Problem to solve — Gather up the lines that contain "color".

Records shown —
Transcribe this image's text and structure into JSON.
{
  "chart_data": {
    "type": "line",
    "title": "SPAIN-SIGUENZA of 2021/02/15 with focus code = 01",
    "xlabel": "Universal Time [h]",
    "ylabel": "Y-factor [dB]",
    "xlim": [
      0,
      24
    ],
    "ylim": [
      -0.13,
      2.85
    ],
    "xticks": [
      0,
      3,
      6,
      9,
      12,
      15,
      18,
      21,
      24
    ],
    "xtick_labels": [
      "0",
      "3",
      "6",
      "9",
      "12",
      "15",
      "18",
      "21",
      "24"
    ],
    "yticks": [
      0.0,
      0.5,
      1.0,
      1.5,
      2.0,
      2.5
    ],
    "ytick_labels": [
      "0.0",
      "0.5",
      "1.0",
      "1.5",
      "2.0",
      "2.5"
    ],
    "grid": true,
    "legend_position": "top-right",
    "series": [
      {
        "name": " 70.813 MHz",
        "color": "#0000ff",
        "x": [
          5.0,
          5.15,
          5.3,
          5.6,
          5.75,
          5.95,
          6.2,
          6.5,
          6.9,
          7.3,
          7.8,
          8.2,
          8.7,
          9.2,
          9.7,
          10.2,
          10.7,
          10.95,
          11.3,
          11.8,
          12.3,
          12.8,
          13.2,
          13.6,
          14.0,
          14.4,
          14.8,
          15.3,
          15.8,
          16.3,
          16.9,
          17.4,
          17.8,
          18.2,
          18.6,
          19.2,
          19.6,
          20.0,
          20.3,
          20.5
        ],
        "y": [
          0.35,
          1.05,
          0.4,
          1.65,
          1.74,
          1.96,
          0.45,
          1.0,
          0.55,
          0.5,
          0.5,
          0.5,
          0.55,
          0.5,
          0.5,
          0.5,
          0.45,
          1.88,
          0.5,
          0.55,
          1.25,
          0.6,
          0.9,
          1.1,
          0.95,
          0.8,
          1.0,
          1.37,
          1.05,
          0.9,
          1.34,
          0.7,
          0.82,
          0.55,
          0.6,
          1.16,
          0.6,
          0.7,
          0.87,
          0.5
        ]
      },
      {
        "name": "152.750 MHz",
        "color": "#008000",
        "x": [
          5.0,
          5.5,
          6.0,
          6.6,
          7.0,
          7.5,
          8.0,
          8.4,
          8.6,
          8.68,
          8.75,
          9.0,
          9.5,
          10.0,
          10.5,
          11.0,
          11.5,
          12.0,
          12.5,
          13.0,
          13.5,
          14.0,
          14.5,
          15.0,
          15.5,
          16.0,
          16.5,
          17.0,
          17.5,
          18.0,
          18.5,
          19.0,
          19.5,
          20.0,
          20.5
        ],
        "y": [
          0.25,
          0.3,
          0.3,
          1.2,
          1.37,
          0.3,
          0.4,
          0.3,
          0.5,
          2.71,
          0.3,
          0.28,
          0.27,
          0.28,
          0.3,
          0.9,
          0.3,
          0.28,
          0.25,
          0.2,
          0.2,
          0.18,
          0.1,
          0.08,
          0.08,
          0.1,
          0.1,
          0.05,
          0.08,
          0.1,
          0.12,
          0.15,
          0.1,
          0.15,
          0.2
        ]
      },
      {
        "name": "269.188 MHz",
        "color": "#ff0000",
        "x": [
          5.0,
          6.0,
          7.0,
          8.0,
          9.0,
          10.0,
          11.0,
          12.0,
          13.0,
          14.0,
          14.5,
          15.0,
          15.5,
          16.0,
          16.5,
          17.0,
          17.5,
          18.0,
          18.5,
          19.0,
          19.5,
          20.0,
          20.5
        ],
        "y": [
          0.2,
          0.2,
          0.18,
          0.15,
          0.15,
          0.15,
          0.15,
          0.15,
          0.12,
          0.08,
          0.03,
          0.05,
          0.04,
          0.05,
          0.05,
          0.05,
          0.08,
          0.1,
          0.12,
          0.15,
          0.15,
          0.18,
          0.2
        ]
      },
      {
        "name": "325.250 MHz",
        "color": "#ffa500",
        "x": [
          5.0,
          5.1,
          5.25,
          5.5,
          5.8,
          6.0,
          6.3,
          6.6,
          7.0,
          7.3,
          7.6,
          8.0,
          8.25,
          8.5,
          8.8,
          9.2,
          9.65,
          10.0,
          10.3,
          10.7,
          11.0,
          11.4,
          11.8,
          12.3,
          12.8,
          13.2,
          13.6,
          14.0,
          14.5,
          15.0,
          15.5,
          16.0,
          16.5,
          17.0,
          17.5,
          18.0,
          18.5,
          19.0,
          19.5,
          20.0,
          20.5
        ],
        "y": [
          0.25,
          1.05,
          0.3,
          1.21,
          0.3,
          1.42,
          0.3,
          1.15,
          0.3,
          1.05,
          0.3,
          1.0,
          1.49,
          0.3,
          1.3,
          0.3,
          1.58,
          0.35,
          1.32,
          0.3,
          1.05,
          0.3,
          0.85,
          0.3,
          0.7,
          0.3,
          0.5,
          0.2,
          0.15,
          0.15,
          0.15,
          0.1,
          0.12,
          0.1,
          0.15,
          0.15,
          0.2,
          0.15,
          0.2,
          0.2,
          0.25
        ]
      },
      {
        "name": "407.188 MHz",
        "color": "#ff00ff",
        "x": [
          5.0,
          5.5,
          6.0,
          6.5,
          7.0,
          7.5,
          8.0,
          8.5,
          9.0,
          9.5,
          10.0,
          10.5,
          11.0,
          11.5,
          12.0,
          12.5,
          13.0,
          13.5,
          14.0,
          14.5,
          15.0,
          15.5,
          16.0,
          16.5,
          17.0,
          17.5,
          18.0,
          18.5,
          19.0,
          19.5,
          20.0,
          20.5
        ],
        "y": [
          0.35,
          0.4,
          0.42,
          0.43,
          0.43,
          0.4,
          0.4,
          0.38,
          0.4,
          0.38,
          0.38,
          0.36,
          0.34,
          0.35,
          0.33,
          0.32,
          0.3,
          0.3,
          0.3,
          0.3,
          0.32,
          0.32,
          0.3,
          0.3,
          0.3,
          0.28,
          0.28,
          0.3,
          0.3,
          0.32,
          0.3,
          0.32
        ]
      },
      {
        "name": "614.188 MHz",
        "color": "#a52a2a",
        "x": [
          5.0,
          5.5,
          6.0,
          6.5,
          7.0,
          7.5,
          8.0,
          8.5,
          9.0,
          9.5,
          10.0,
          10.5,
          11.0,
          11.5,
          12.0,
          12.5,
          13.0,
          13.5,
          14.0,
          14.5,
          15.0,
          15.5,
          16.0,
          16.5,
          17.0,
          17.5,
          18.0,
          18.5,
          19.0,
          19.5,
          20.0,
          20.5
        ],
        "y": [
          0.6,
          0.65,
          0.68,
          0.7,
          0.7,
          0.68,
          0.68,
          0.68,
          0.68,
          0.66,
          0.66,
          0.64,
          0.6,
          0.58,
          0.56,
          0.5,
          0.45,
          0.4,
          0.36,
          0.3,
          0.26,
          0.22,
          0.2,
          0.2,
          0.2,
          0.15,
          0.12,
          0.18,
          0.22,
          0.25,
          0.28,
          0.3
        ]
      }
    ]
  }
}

The completed task —
        "color": "#0000ff",
        "color": "#008000",
        "color": "#ff0000",
        "color": "#ffa500",
        "color": "#ff00ff",
        "color": "#a52a2a",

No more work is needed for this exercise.